━━━━━ EXCERPT PROVIDED ━━━━━

Cavity-Modulated Proton Transfer Reactions

TL;DR

This paper demonstrates that strong light-matter coupling inside optical cavities can modulate proton transfer reaction rates in molecules, potentially enabling control and catalysis of such fundamental processes.

Contribution

It introduces first-principles quantum electrodynamics methods to show how optical cavities can alter proton transfer energy barriers, providing a new approach for reaction control.

Findings

Cavity polarization affects reaction barriers by 10-20%.

Optical cavities can decrease reaction barriers by approximately 5%.

First-principles methods confirm strong light-matter coupling as a tool for reaction modulation.

Abstract

Proton transfer is ubiquitous in many fundamental chemical and biological processes, and the ability to modulate and control the proton transfer rate would have a major impact on numerous quantum technological advances. One possibility to modulate the reaction rate of proton transfer processes is given by exploiting the strong light-matter coupling of chemical systems inside optical or nanoplasmonic cavities. In this work, we investigate the proton transfer reactions in the prototype malonaldehyde and Z-3-amino-propenal (aminopropenal) molecules using different quantum electrodynamics methods, in particular quantum electrodynamics coupled cluster theory (QED-CC) and quantum electrodynamical density functional theory (QEDFT). Depending on the cavity mode polarization direction, we show that the optical cavity can increase the reaction energy barrier by 10--20$\%$ or decrease the reaction barrier by $\sim$5$\%$. By using first principles methods, this work establishes strong light-matter coupling as a viable and practical route to alter and catalyze proton transfer reactions.

━━━━━ DATA SUPPLIED ━━━━━

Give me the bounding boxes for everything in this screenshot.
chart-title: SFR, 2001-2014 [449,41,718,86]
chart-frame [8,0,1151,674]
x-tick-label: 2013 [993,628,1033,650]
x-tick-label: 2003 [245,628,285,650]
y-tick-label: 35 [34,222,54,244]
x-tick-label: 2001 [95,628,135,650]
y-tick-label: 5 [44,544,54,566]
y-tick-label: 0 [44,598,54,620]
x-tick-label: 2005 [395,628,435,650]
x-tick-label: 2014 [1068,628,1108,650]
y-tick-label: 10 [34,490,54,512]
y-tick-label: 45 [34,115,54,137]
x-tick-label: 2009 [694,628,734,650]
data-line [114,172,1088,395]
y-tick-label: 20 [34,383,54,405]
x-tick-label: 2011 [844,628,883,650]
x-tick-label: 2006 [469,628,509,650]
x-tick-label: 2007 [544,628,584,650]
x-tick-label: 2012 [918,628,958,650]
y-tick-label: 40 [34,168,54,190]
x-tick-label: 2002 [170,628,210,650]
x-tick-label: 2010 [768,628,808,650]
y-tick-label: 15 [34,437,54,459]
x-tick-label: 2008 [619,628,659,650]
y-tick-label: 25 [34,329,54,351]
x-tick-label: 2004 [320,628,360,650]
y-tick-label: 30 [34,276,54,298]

━━━━━

■ WORK ITEM A:
Answer these questions using the summary on cavity-modulated proton transfer:
(i) Which two molecules does the study examine?
(ii) According to the findings, by roughly what percentage can optical cavities decrease reaction barriers?
(iii) What kind of methods does the paper introduce, according to its stated contribution?
■ WORK ITEM B:
Set down, word for word, the stretch of the summary on cavity-modulated proton transfer from "This paper demonstrates" through "for reaction control.".

■ EXERCISE RESPONSE A:
(i) Malonaldehyde and Z-3-amino-propenal (aminopropenal).
(ii) By approximately 5%.
(iii) First-principles quantum electrodynamics methods.

■ EXERCISE RESPONSE B:
This paper demonstrates that strong light-matter coupling inside optical cavities can modulate proton transfer reaction rates in molecules, potentially enabling control and catalysis of such fundamental processes.

Contribution

It introduces first-principles quantum electrodynamics methods to show how optical cavities can alter proton transfer energy barriers, providing a new approach for reaction control.